§ AIM OF THE TASK
Return the material below word for word, keeping every line as it is.

§ PROVIDED RECORDS
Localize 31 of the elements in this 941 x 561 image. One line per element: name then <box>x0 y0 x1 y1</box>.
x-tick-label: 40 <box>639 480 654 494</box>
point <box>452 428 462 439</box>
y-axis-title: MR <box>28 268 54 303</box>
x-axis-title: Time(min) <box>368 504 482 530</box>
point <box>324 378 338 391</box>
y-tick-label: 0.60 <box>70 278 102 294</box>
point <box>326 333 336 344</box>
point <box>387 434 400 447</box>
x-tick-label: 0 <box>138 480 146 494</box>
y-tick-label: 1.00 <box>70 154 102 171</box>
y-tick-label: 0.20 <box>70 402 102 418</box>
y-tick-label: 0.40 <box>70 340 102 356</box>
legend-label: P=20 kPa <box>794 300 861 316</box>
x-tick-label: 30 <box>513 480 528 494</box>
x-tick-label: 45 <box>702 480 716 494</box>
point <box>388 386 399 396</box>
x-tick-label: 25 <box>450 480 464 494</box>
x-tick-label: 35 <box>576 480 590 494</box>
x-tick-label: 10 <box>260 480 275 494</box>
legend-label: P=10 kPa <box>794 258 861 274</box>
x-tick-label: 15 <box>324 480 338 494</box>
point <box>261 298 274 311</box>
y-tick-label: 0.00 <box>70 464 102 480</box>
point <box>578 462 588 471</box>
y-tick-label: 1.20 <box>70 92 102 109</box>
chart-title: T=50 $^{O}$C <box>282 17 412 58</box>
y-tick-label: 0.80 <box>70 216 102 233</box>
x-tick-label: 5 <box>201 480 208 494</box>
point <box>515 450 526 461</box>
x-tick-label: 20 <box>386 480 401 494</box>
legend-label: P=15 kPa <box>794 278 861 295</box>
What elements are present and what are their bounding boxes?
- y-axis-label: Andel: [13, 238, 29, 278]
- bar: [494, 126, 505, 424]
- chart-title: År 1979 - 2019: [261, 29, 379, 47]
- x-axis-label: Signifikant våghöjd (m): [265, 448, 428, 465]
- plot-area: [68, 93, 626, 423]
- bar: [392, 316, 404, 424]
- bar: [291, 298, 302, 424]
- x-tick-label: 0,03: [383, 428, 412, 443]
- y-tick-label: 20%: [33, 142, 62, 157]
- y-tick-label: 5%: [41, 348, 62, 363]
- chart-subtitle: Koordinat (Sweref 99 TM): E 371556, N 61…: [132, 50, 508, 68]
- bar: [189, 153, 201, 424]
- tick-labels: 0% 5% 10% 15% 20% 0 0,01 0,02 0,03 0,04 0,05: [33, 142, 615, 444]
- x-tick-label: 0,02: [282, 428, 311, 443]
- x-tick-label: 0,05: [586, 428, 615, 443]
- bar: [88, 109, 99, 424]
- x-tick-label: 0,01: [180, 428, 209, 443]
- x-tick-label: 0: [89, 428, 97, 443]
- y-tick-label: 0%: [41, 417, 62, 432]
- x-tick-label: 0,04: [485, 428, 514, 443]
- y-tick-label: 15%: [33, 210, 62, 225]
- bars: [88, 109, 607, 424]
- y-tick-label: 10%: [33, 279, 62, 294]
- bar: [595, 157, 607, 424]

§ SOLUTION TO THIS EXERCISE
Localize 31 of the elements in this 941 x 561 image. One line per element: name then <box>x0 y0 x1 y1</box>.
x-tick-label: 40 <box>639 480 654 494</box>
point <box>452 428 462 439</box>
y-axis-title: MR <box>28 268 54 303</box>
x-axis-title: Time(min) <box>368 504 482 530</box>
point <box>324 378 338 391</box>
y-tick-label: 0.60 <box>70 278 102 294</box>
point <box>326 333 336 344</box>
point <box>387 434 400 447</box>
x-tick-label: 0 <box>138 480 146 494</box>
y-tick-label: 1.00 <box>70 154 102 171</box>
y-tick-label: 0.20 <box>70 402 102 418</box>
y-tick-label: 0.40 <box>70 340 102 356</box>
legend-label: P=20 kPa <box>794 300 861 316</box>
x-tick-label: 30 <box>513 480 528 494</box>
x-tick-label: 45 <box>702 480 716 494</box>
point <box>388 386 399 396</box>
x-tick-label: 25 <box>450 480 464 494</box>
x-tick-label: 35 <box>576 480 590 494</box>
x-tick-label: 10 <box>260 480 275 494</box>
legend-label: P=10 kPa <box>794 258 861 274</box>
x-tick-label: 15 <box>324 480 338 494</box>
point <box>261 298 274 311</box>
y-tick-label: 0.00 <box>70 464 102 480</box>
point <box>578 462 588 471</box>
y-tick-label: 1.20 <box>70 92 102 109</box>
chart-title: T=50 $^{O}$C <box>282 17 412 58</box>
y-tick-label: 0.80 <box>70 216 102 233</box>
x-tick-label: 5 <box>201 480 208 494</box>
point <box>515 450 526 461</box>
x-tick-label: 20 <box>386 480 401 494</box>
legend-label: P=15 kPa <box>794 278 861 295</box>
What elements are present and what are their bounding boxes?
- y-axis-label: Andel: [13, 238, 29, 278]
- bar: [494, 126, 505, 424]
- chart-title: År 1979 - 2019: [261, 29, 379, 47]
- x-axis-label: Signifikant våghöjd (m): [265, 448, 428, 465]
- plot-area: [68, 93, 626, 423]
- bar: [392, 316, 404, 424]
- bar: [291, 298, 302, 424]
- x-tick-label: 0,03: [383, 428, 412, 443]
- y-tick-label: 20%: [33, 142, 62, 157]
- y-tick-label: 5%: [41, 348, 62, 363]
- chart-subtitle: Koordinat (Sweref 99 TM): E 371556, N 61…: [132, 50, 508, 68]
- bar: [189, 153, 201, 424]
- tick-labels: 0% 5% 10% 15% 20% 0 0,01 0,02 0,03 0,04 0,05: [33, 142, 615, 444]
- x-tick-label: 0,02: [282, 428, 311, 443]
- x-tick-label: 0,05: [586, 428, 615, 443]
- bar: [88, 109, 99, 424]
- x-tick-label: 0,01: [180, 428, 209, 443]
- x-tick-label: 0: [89, 428, 97, 443]
- y-tick-label: 0%: [41, 417, 62, 432]
- x-tick-label: 0,04: [485, 428, 514, 443]
- y-tick-label: 15%: [33, 210, 62, 225]
- bars: [88, 109, 607, 424]
- y-tick-label: 10%: [33, 279, 62, 294]
- bar: [595, 157, 607, 424]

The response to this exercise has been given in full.